■ **Exercise brief**:
Retype every line of the entries below with no changes at all.

(Annotated region listings)

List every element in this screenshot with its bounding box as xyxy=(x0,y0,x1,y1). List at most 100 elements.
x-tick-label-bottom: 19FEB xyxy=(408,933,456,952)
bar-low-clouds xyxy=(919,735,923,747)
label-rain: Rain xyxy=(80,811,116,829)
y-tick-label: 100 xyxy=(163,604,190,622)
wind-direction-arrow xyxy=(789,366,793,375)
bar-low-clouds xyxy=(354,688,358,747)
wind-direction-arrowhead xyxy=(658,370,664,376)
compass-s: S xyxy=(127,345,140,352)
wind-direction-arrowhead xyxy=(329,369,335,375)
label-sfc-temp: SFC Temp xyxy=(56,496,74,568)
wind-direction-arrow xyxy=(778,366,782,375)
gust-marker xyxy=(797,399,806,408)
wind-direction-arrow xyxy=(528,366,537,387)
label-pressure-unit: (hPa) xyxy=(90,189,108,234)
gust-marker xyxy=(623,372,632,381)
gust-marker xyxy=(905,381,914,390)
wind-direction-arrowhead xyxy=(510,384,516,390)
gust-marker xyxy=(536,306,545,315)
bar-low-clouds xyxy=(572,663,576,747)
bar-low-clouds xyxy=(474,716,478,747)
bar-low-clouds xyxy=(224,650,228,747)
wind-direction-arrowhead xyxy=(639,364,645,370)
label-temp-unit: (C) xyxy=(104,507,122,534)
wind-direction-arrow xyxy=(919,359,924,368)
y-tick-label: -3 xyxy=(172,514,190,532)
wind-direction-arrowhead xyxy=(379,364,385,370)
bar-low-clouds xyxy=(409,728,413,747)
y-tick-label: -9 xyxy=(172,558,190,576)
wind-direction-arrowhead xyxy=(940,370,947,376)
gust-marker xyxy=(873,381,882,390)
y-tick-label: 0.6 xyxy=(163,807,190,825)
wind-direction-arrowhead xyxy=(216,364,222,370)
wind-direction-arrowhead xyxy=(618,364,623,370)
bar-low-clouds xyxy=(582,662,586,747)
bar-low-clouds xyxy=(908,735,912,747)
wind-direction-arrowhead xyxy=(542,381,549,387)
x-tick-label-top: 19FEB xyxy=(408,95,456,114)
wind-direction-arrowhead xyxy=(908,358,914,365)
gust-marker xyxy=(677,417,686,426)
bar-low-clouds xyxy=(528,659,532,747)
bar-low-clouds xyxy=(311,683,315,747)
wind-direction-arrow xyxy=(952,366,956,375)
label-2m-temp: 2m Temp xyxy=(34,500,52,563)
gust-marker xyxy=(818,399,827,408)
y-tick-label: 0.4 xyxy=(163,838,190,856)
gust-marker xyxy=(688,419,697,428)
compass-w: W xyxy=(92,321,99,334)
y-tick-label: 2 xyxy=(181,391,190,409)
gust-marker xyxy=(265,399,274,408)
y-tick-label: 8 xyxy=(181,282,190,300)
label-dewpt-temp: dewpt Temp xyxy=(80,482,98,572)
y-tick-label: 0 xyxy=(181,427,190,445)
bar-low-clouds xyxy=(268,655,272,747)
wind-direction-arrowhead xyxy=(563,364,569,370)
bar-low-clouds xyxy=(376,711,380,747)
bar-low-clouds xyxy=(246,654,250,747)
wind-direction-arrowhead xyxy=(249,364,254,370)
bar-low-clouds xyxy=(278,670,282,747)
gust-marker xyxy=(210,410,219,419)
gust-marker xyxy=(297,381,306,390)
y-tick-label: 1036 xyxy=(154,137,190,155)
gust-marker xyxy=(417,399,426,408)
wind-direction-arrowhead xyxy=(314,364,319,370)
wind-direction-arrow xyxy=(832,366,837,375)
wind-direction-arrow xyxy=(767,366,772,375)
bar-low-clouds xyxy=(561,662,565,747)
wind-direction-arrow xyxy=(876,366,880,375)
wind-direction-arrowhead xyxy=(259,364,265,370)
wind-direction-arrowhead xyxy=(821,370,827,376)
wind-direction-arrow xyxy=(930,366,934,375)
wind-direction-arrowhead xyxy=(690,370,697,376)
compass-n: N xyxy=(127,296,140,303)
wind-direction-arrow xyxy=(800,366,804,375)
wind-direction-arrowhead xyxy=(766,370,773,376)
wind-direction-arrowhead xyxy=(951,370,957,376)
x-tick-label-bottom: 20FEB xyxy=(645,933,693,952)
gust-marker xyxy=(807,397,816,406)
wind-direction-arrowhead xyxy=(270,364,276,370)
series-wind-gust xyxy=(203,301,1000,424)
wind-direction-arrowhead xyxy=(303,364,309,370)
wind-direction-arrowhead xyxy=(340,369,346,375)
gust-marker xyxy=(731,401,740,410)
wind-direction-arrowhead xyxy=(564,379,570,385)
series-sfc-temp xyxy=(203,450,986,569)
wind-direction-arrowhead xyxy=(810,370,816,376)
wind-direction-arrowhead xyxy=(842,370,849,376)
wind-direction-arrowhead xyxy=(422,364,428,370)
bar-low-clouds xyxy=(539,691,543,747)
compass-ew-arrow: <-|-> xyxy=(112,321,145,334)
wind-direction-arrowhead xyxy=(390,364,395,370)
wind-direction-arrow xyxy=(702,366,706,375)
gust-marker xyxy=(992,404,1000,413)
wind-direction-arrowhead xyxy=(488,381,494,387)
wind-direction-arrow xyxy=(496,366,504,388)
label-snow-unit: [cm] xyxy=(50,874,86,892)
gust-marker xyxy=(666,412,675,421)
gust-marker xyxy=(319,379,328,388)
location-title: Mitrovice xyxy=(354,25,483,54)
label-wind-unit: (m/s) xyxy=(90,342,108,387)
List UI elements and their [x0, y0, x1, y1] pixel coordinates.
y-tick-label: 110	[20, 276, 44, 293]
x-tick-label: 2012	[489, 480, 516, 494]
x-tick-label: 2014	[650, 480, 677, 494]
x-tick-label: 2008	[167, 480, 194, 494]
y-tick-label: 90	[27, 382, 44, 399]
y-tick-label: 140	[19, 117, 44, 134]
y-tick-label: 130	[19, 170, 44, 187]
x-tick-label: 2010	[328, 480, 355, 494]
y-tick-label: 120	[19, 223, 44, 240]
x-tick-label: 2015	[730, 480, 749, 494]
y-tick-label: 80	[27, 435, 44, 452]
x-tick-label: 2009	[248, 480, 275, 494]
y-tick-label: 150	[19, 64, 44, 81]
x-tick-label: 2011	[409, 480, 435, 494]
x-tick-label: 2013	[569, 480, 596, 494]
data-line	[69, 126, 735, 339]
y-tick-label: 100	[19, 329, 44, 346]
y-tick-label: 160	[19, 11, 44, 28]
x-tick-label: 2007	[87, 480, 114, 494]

■ **Written solution**:
List every element in this screenshot with its bounding box as xyxy=(x0,y0,x1,y1). List at most 100 elements.
x-tick-label-bottom: 19FEB xyxy=(408,933,456,952)
bar-low-clouds xyxy=(919,735,923,747)
label-rain: Rain xyxy=(80,811,116,829)
y-tick-label: 100 xyxy=(163,604,190,622)
wind-direction-arrow xyxy=(789,366,793,375)
bar-low-clouds xyxy=(354,688,358,747)
wind-direction-arrowhead xyxy=(658,370,664,376)
compass-s: S xyxy=(127,345,140,352)
wind-direction-arrowhead xyxy=(329,369,335,375)
label-sfc-temp: SFC Temp xyxy=(56,496,74,568)
wind-direction-arrow xyxy=(778,366,782,375)
gust-marker xyxy=(797,399,806,408)
wind-direction-arrow xyxy=(528,366,537,387)
label-pressure-unit: (hPa) xyxy=(90,189,108,234)
gust-marker xyxy=(623,372,632,381)
gust-marker xyxy=(905,381,914,390)
wind-direction-arrowhead xyxy=(510,384,516,390)
gust-marker xyxy=(536,306,545,315)
bar-low-clouds xyxy=(572,663,576,747)
bar-low-clouds xyxy=(474,716,478,747)
bar-low-clouds xyxy=(224,650,228,747)
wind-direction-arrowhead xyxy=(639,364,645,370)
label-temp-unit: (C) xyxy=(104,507,122,534)
wind-direction-arrow xyxy=(919,359,924,368)
y-tick-label: -3 xyxy=(172,514,190,532)
wind-direction-arrowhead xyxy=(379,364,385,370)
bar-low-clouds xyxy=(409,728,413,747)
y-tick-label: -9 xyxy=(172,558,190,576)
wind-direction-arrowhead xyxy=(940,370,947,376)
gust-marker xyxy=(873,381,882,390)
y-tick-label: 0.6 xyxy=(163,807,190,825)
wind-direction-arrowhead xyxy=(216,364,222,370)
wind-direction-arrowhead xyxy=(618,364,623,370)
bar-low-clouds xyxy=(582,662,586,747)
bar-low-clouds xyxy=(908,735,912,747)
wind-direction-arrowhead xyxy=(542,381,549,387)
x-tick-label-top: 19FEB xyxy=(408,95,456,114)
wind-direction-arrowhead xyxy=(908,358,914,365)
gust-marker xyxy=(677,417,686,426)
bar-low-clouds xyxy=(528,659,532,747)
bar-low-clouds xyxy=(311,683,315,747)
wind-direction-arrow xyxy=(952,366,956,375)
label-2m-temp: 2m Temp xyxy=(34,500,52,563)
gust-marker xyxy=(818,399,827,408)
y-tick-label: 0.4 xyxy=(163,838,190,856)
gust-marker xyxy=(688,419,697,428)
compass-w: W xyxy=(92,321,99,334)
y-tick-label: 2 xyxy=(181,391,190,409)
gust-marker xyxy=(265,399,274,408)
y-tick-label: 8 xyxy=(181,282,190,300)
label-dewpt-temp: dewpt Temp xyxy=(80,482,98,572)
y-tick-label: 0 xyxy=(181,427,190,445)
bar-low-clouds xyxy=(268,655,272,747)
wind-direction-arrowhead xyxy=(563,364,569,370)
bar-low-clouds xyxy=(376,711,380,747)
bar-low-clouds xyxy=(246,654,250,747)
wind-direction-arrowhead xyxy=(249,364,254,370)
bar-low-clouds xyxy=(278,670,282,747)
gust-marker xyxy=(210,410,219,419)
gust-marker xyxy=(297,381,306,390)
y-tick-label: 1036 xyxy=(154,137,190,155)
gust-marker xyxy=(417,399,426,408)
wind-direction-arrowhead xyxy=(314,364,319,370)
wind-direction-arrow xyxy=(832,366,837,375)
wind-direction-arrow xyxy=(767,366,772,375)
bar-low-clouds xyxy=(561,662,565,747)
wind-direction-arrow xyxy=(876,366,880,375)
wind-direction-arrowhead xyxy=(259,364,265,370)
wind-direction-arrowhead xyxy=(821,370,827,376)
wind-direction-arrow xyxy=(930,366,934,375)
wind-direction-arrowhead xyxy=(690,370,697,376)
compass-n: N xyxy=(127,296,140,303)
wind-direction-arrow xyxy=(800,366,804,375)
wind-direction-arrowhead xyxy=(766,370,773,376)
wind-direction-arrowhead xyxy=(951,370,957,376)
x-tick-label-bottom: 20FEB xyxy=(645,933,693,952)
gust-marker xyxy=(807,397,816,406)
wind-direction-arrowhead xyxy=(270,364,276,370)
series-wind-gust xyxy=(203,301,1000,424)
wind-direction-arrowhead xyxy=(303,364,309,370)
wind-direction-arrowhead xyxy=(340,369,346,375)
gust-marker xyxy=(731,401,740,410)
wind-direction-arrowhead xyxy=(564,379,570,385)
series-sfc-temp xyxy=(203,450,986,569)
wind-direction-arrowhead xyxy=(810,370,816,376)
wind-direction-arrowhead xyxy=(842,370,849,376)
wind-direction-arrowhead xyxy=(422,364,428,370)
bar-low-clouds xyxy=(539,691,543,747)
compass-ew-arrow: <-|-> xyxy=(112,321,145,334)
wind-direction-arrowhead xyxy=(390,364,395,370)
wind-direction-arrow xyxy=(702,366,706,375)
gust-marker xyxy=(992,404,1000,413)
wind-direction-arrowhead xyxy=(488,381,494,387)
wind-direction-arrow xyxy=(496,366,504,388)
label-snow-unit: [cm] xyxy=(50,874,86,892)
gust-marker xyxy=(666,412,675,421)
gust-marker xyxy=(319,379,328,388)
location-title: Mitrovice xyxy=(354,25,483,54)
label-wind-unit: (m/s) xyxy=(90,342,108,387)
List UI elements and their [x0, y0, x1, y1] pixel coordinates.
y-tick-label: 110	[20, 276, 44, 293]
x-tick-label: 2012	[489, 480, 516, 494]
x-tick-label: 2014	[650, 480, 677, 494]
x-tick-label: 2008	[167, 480, 194, 494]
y-tick-label: 90	[27, 382, 44, 399]
y-tick-label: 140	[19, 117, 44, 134]
y-tick-label: 130	[19, 170, 44, 187]
x-tick-label: 2010	[328, 480, 355, 494]
y-tick-label: 120	[19, 223, 44, 240]
x-tick-label: 2015	[730, 480, 749, 494]
y-tick-label: 80	[27, 435, 44, 452]
x-tick-label: 2009	[248, 480, 275, 494]
y-tick-label: 150	[19, 64, 44, 81]
x-tick-label: 2011	[409, 480, 435, 494]
x-tick-label: 2013	[569, 480, 596, 494]
data-line	[69, 126, 735, 339]
y-tick-label: 100	[19, 329, 44, 346]
y-tick-label: 160	[19, 11, 44, 28]
x-tick-label: 2007	[87, 480, 114, 494]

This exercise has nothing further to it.